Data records
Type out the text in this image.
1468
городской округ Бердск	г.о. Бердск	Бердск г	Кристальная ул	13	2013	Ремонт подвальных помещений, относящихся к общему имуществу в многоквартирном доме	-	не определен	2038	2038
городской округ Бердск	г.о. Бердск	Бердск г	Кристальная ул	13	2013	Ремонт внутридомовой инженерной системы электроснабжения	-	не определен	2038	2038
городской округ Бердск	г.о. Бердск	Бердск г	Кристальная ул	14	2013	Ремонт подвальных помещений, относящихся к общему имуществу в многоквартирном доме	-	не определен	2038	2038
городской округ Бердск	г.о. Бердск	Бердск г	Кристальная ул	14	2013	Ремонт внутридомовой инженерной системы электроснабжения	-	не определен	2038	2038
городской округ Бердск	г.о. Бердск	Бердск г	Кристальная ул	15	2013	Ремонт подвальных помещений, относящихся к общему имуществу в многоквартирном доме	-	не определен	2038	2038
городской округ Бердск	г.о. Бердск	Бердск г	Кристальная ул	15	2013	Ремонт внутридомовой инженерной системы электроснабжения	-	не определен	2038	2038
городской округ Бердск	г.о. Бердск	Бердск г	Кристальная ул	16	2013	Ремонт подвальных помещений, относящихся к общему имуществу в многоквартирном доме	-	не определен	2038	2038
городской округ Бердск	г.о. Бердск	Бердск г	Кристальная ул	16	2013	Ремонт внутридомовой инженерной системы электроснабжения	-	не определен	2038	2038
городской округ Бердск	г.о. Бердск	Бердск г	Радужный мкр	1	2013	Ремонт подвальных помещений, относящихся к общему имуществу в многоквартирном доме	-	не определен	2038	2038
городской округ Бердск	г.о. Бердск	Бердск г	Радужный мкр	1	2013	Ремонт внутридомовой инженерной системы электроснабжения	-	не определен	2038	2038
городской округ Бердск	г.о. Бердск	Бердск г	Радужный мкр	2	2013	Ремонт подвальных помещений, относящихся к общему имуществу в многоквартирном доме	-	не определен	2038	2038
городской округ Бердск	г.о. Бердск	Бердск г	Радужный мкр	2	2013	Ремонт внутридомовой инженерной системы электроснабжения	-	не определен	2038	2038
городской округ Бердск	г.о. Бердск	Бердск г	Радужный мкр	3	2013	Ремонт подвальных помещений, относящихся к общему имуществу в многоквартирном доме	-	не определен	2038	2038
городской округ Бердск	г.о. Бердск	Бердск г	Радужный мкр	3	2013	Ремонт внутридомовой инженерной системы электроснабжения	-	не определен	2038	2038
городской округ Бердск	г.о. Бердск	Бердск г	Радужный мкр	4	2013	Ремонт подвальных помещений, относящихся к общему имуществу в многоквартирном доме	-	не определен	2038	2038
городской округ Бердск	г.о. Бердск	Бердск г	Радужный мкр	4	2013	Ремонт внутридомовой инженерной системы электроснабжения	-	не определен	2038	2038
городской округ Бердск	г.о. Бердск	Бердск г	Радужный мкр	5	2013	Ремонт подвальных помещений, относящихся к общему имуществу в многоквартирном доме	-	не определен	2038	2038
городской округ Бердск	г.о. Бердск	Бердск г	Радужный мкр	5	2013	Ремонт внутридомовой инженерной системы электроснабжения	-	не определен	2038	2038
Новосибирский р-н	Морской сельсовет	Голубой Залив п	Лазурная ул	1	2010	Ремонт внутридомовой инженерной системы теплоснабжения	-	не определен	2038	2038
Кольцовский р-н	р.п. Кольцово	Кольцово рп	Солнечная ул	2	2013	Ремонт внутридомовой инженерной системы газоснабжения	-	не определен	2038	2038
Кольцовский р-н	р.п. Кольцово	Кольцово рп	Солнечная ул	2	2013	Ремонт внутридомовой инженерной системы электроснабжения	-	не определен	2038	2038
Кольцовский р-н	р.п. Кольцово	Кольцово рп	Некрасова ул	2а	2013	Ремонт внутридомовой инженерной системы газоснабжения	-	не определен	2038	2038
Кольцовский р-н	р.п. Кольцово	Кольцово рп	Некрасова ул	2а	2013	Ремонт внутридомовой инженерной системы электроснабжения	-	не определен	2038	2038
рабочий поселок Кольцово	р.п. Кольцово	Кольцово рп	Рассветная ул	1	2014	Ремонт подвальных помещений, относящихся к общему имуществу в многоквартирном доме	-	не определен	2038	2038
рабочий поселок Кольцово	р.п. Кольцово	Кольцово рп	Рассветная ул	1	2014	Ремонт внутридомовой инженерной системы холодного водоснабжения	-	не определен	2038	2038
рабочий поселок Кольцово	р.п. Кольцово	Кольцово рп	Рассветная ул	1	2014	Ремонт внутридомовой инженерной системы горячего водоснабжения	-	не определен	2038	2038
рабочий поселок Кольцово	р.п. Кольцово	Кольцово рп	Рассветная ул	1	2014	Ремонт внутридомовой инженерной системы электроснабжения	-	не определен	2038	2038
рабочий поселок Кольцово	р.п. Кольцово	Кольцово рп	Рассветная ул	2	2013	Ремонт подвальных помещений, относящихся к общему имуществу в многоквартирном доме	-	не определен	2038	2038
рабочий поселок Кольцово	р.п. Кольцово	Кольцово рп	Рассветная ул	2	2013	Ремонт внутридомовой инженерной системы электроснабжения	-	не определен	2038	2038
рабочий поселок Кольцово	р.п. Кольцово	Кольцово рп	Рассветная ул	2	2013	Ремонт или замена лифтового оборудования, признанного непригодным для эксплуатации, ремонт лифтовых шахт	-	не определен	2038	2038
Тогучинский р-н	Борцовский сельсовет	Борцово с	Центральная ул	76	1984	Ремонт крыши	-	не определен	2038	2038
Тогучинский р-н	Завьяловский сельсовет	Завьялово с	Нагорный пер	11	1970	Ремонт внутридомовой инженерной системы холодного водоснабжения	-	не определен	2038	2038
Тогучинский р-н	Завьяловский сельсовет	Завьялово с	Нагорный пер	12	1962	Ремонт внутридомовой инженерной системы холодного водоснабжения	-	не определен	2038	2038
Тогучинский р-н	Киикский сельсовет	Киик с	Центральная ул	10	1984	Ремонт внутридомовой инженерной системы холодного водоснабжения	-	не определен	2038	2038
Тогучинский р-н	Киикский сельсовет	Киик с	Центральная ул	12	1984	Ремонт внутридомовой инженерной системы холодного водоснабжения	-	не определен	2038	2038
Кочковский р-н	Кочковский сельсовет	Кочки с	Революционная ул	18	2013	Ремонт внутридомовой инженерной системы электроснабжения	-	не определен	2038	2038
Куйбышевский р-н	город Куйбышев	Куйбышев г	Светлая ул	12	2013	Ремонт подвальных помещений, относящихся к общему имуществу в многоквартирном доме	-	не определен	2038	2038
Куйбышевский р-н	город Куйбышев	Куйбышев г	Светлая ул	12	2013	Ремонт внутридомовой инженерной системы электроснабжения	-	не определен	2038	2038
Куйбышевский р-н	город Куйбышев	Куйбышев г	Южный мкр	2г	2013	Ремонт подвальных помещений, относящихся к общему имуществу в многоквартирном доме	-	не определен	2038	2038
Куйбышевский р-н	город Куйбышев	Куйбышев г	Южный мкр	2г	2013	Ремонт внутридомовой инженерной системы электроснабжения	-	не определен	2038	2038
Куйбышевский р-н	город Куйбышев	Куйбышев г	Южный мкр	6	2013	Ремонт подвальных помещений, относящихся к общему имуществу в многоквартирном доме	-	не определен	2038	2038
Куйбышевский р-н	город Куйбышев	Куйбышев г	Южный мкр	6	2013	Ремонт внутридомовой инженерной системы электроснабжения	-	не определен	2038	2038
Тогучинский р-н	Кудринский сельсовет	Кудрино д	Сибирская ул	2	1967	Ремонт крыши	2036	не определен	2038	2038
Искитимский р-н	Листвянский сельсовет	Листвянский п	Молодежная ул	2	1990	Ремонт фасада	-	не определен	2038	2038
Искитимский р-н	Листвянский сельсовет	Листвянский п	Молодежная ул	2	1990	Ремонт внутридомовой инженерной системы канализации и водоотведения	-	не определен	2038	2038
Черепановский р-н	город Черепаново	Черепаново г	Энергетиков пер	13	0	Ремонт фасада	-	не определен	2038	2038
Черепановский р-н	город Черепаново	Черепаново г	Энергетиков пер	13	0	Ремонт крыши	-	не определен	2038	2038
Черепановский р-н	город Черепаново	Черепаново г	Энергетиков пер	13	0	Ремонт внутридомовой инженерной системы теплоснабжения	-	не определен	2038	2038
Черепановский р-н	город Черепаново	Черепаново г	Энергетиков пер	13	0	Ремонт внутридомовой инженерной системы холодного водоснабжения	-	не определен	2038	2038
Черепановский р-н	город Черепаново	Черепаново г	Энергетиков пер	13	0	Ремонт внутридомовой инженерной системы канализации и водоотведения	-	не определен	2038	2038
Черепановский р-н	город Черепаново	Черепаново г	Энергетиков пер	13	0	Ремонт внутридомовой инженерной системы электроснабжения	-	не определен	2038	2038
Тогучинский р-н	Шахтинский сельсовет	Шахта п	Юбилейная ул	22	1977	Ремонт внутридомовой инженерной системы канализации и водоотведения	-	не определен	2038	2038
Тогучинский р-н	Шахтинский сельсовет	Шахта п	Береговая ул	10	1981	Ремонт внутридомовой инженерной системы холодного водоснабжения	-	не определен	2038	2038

* _PROBLEM TO SOLVE_: Select every line where the word "Светлая" occurs.

* _RIGHT ANSWER_:
Куйбышевский р-н	город Куйбышев	Куйбышев г	Светлая ул	12	2013	Ремонт подвальных помещений, относящихся к общему имуществу в многоквартирном доме	-	не определен	2038	2038
Куйбышевский р-н	город Куйбышев	Куйбышев г	Светлая ул	12	2013	Ремонт внутридомовой инженерной системы электроснабжения	-	не определен	2038	2038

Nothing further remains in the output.